Collection entries:
--- BEGIN ---
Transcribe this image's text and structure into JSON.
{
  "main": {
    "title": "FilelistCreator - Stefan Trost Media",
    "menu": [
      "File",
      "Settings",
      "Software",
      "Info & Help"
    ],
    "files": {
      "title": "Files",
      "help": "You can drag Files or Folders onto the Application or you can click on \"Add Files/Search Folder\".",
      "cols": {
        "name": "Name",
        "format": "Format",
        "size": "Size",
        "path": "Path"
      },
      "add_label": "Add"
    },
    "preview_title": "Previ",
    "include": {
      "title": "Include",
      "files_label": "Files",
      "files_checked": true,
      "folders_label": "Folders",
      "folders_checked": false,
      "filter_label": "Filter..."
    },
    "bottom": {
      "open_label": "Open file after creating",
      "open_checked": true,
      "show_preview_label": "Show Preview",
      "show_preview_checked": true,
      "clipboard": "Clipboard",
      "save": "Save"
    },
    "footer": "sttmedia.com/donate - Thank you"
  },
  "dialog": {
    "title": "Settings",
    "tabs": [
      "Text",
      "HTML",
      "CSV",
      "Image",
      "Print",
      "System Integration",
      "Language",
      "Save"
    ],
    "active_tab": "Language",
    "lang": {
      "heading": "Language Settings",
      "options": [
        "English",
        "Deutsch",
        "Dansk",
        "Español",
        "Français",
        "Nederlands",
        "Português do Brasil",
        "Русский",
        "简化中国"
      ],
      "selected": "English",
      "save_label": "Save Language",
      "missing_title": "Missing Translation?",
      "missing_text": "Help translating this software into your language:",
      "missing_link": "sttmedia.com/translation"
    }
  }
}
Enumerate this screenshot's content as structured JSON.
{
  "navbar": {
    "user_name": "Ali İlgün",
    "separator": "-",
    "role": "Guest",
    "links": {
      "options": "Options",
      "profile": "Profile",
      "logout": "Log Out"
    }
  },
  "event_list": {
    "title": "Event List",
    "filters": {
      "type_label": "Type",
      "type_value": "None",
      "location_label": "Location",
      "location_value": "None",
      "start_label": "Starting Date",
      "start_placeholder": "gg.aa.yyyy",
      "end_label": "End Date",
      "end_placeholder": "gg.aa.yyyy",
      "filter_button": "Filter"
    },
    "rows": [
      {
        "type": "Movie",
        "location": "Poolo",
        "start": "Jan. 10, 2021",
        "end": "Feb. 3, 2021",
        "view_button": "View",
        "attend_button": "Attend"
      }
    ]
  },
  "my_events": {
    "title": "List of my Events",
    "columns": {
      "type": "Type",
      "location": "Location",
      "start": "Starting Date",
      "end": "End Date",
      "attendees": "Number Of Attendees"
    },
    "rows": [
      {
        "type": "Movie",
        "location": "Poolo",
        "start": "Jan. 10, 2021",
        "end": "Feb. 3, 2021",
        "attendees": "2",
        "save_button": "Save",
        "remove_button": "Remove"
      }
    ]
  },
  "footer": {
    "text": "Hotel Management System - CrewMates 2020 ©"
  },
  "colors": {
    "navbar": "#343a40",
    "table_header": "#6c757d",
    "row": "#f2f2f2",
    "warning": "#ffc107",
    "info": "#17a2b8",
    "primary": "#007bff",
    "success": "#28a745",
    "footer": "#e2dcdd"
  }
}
--- END ---
--- BEGIN ---
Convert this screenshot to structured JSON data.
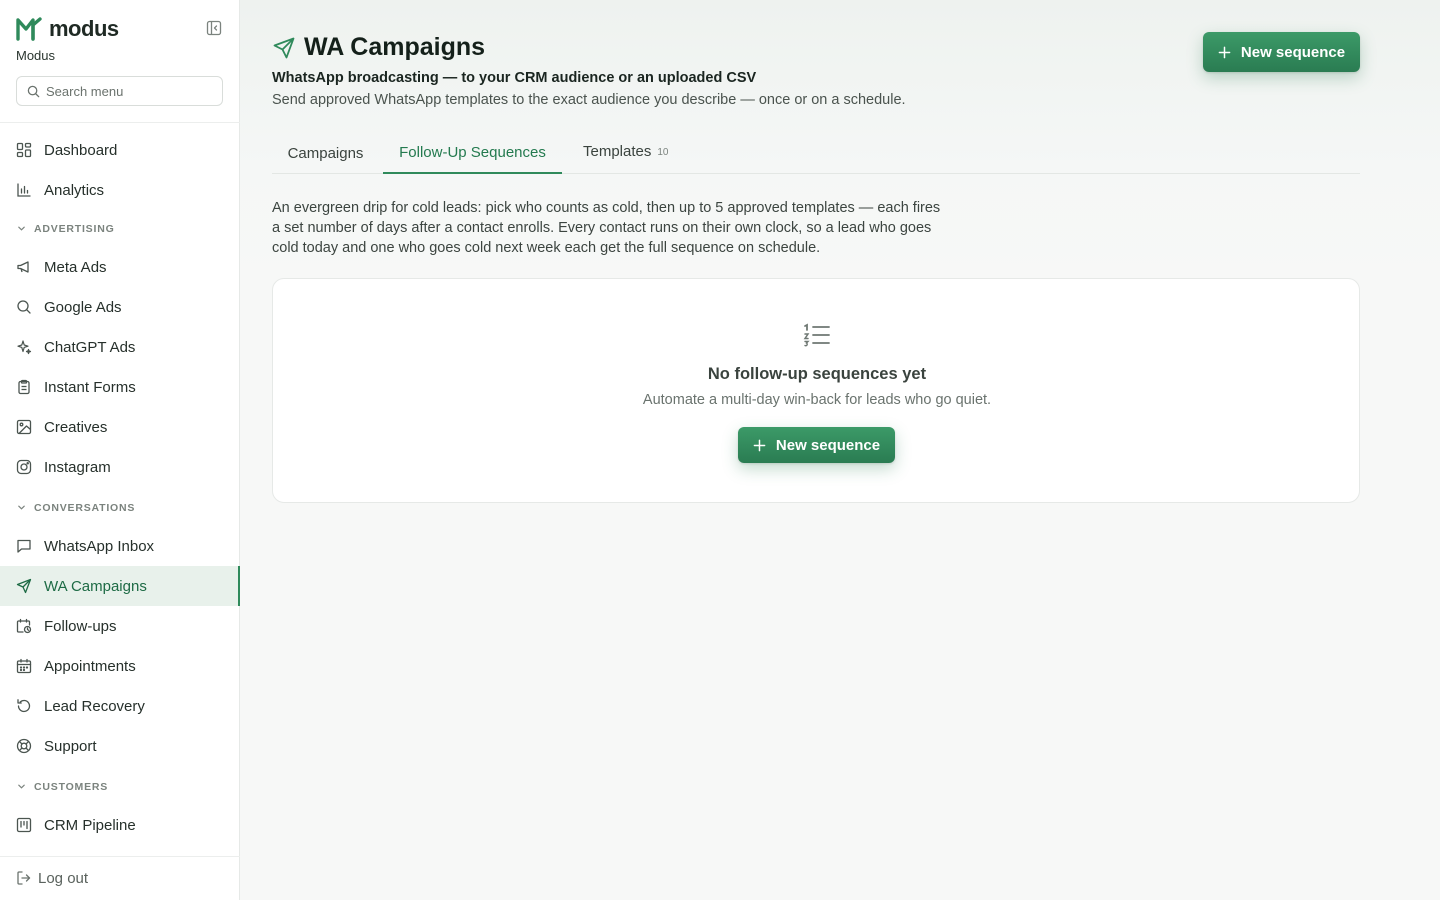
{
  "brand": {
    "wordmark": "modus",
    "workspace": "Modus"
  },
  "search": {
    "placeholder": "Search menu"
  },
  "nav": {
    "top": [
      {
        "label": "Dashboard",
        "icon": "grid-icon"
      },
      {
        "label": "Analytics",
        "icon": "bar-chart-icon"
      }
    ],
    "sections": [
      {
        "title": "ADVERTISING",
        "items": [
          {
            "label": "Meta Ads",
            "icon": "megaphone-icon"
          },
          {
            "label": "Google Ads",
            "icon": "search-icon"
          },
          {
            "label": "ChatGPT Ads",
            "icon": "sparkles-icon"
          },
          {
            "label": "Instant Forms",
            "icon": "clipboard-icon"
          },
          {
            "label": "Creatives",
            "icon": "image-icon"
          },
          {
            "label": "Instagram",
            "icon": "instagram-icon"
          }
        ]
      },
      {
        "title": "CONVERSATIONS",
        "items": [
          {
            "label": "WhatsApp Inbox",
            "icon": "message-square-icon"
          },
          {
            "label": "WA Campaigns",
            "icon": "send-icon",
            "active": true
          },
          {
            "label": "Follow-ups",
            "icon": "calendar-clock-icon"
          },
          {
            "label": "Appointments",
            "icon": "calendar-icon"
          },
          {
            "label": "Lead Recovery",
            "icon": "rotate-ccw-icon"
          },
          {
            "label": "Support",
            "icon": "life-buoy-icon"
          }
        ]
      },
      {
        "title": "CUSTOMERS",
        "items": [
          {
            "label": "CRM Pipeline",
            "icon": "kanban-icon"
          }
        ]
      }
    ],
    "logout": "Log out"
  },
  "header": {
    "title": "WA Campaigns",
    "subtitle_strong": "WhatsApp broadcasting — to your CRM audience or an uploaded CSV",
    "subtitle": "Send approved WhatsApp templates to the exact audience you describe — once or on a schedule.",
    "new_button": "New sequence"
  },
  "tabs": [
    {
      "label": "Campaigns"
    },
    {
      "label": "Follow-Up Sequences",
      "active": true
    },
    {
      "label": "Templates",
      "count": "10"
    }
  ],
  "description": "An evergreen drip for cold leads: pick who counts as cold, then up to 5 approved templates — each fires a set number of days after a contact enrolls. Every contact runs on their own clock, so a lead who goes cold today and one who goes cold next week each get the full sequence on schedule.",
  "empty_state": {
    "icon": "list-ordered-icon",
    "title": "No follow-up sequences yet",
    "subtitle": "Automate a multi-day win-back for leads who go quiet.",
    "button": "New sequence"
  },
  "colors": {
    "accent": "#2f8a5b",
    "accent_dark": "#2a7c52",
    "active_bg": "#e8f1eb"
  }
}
--- END ---
- [What is being asked]: Looking at the records above, count the lines where the word "WhatsApp" appears. State only the number.

- [Exercise solution]: 3